## THE PROBLEM
Review the material line by line. Identify and copy every line that contains the string "不含税港口交货".

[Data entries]
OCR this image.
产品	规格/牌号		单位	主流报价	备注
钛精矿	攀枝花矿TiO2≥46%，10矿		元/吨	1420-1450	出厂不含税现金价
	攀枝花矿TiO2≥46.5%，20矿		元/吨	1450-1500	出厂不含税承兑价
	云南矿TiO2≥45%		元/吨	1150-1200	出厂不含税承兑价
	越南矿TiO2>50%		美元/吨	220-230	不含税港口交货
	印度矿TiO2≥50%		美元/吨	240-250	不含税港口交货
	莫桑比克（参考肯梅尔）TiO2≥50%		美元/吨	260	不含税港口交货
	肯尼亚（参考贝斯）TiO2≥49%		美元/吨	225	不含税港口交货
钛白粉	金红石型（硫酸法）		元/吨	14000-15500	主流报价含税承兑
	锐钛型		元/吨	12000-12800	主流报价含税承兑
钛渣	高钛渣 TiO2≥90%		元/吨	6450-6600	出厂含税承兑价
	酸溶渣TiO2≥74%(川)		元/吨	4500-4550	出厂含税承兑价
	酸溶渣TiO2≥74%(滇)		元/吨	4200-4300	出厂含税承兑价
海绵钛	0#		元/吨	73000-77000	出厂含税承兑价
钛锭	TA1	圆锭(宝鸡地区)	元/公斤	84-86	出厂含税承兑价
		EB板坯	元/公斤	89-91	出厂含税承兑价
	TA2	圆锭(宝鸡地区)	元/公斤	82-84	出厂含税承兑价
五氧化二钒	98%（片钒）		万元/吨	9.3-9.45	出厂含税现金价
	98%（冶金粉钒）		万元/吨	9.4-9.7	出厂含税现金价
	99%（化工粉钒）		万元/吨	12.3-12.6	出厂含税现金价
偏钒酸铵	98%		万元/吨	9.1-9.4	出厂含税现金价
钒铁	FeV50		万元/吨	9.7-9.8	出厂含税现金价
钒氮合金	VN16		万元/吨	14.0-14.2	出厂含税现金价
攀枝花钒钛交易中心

## RESPONSE TO THE TASK
	越南矿TiO2>50%		美元/吨	220-230	不含税港口交货
	印度矿TiO2≥50%		美元/吨	240-250	不含税港口交货
	莫桑比克（参考肯梅尔）TiO2≥50%		美元/吨	260	不含税港口交货
	肯尼亚（参考贝斯）TiO2≥49%		美元/吨	225	不含税港口交货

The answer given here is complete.